Instructions to follow – Count how many lines hold the string "gustó". Answer with that number and nothing more.

Supplied material –
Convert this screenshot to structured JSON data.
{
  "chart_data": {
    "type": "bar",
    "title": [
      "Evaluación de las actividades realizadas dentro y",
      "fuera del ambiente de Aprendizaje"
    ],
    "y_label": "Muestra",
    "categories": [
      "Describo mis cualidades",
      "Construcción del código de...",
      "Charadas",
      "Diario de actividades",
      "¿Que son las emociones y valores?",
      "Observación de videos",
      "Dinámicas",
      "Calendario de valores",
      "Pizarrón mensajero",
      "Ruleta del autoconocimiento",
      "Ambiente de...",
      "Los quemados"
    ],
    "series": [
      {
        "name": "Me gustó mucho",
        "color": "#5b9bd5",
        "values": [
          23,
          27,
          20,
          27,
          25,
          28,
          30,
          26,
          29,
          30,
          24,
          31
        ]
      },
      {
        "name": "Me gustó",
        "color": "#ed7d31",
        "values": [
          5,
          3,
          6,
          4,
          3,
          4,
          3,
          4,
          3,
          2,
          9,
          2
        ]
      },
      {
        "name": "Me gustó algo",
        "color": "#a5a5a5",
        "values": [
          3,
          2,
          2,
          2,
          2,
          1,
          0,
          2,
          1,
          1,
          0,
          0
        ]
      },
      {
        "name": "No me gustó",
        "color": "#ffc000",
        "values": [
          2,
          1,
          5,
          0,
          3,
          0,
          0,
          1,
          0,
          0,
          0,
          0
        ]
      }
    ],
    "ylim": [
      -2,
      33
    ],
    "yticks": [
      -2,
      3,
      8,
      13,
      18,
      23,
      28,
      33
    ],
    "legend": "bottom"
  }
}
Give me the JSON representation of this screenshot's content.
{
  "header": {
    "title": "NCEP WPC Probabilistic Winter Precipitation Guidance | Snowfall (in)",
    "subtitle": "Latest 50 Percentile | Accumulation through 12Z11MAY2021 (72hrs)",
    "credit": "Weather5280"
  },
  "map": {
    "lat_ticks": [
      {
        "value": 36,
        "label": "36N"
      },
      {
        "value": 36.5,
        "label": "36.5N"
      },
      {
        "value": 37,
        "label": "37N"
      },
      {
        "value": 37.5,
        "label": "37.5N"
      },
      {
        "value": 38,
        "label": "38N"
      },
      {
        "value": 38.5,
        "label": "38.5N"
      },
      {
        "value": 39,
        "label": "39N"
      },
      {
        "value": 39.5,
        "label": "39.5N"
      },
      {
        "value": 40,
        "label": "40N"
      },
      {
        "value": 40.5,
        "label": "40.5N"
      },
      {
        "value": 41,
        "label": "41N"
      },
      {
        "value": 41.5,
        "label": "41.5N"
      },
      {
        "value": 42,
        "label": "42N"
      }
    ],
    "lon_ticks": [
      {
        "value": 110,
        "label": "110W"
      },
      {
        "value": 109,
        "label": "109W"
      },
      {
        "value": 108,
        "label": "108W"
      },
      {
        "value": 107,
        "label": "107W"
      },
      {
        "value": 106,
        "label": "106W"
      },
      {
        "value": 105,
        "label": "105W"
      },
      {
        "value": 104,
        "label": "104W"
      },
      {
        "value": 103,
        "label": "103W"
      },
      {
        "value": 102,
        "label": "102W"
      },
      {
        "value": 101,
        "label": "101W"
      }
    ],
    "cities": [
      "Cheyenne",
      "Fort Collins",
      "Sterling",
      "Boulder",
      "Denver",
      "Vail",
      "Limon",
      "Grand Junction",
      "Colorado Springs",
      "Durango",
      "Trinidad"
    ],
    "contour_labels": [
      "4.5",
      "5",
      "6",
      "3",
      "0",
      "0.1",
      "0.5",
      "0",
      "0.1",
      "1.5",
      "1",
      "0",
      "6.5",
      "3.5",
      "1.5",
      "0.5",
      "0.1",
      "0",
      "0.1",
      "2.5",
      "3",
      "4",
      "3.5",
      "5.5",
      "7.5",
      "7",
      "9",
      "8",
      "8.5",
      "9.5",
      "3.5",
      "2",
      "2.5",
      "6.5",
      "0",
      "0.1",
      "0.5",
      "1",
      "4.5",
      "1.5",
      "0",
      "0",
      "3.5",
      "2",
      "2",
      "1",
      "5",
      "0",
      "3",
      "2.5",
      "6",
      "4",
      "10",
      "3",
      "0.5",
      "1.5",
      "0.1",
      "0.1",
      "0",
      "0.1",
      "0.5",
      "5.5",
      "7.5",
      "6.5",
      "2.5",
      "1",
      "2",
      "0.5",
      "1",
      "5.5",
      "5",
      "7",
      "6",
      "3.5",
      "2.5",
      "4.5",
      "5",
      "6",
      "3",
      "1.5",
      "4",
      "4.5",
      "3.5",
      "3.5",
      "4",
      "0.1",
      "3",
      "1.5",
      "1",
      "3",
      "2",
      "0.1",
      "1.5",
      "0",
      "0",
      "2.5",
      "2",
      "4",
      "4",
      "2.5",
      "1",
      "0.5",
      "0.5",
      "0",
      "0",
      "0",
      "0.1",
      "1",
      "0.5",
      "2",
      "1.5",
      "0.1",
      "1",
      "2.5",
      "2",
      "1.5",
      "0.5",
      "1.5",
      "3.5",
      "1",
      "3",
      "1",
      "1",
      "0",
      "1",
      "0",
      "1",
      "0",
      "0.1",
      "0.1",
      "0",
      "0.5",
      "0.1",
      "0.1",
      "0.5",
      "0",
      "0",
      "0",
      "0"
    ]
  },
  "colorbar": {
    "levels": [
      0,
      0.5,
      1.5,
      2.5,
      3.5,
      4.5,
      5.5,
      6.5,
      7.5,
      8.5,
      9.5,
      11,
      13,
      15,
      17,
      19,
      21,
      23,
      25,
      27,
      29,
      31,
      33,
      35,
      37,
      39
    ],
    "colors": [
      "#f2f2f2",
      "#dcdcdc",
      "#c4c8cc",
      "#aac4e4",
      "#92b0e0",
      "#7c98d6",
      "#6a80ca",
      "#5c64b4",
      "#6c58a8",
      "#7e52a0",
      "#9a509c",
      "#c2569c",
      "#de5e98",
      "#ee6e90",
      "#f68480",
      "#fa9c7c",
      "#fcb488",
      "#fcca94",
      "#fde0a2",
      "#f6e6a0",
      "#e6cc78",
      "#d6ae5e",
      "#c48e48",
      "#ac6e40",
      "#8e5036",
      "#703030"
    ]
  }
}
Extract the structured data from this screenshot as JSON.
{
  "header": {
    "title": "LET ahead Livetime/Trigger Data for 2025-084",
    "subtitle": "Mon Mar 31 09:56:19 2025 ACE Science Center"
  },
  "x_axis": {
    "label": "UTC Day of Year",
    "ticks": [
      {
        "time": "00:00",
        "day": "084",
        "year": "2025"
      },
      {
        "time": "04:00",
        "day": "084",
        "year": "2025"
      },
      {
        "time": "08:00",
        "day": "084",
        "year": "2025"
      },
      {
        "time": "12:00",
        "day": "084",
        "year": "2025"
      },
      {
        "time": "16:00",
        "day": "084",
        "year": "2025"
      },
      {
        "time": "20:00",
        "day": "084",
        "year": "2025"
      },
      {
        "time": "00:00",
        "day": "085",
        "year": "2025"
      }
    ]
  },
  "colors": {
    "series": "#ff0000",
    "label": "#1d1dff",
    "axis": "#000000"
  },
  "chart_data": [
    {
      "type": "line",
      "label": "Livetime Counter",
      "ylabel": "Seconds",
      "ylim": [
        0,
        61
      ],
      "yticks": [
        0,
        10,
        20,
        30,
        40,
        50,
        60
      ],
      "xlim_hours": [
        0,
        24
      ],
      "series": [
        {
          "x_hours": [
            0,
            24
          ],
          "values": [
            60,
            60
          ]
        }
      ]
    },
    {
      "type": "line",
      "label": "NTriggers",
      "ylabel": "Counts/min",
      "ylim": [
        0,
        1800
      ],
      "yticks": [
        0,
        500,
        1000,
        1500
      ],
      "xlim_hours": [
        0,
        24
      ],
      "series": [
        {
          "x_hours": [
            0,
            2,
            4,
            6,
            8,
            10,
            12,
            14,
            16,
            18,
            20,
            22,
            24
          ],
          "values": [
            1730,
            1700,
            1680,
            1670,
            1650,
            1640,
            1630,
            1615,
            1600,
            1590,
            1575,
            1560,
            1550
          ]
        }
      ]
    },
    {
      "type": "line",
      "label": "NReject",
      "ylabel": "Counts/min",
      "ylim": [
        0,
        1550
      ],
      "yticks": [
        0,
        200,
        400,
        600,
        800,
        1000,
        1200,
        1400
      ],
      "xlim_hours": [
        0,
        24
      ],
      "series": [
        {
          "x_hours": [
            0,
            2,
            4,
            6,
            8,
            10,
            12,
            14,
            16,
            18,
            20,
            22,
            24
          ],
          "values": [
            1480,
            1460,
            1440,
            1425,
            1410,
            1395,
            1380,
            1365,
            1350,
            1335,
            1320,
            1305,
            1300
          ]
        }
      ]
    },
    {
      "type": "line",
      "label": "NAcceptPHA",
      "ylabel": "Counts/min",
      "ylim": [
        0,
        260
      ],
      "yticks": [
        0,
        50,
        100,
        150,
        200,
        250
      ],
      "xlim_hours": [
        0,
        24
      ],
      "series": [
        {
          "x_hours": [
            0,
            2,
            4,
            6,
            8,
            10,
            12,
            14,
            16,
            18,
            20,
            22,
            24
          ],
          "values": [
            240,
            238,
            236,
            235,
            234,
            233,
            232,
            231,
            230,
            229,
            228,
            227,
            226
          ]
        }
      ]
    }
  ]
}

Complete output – 4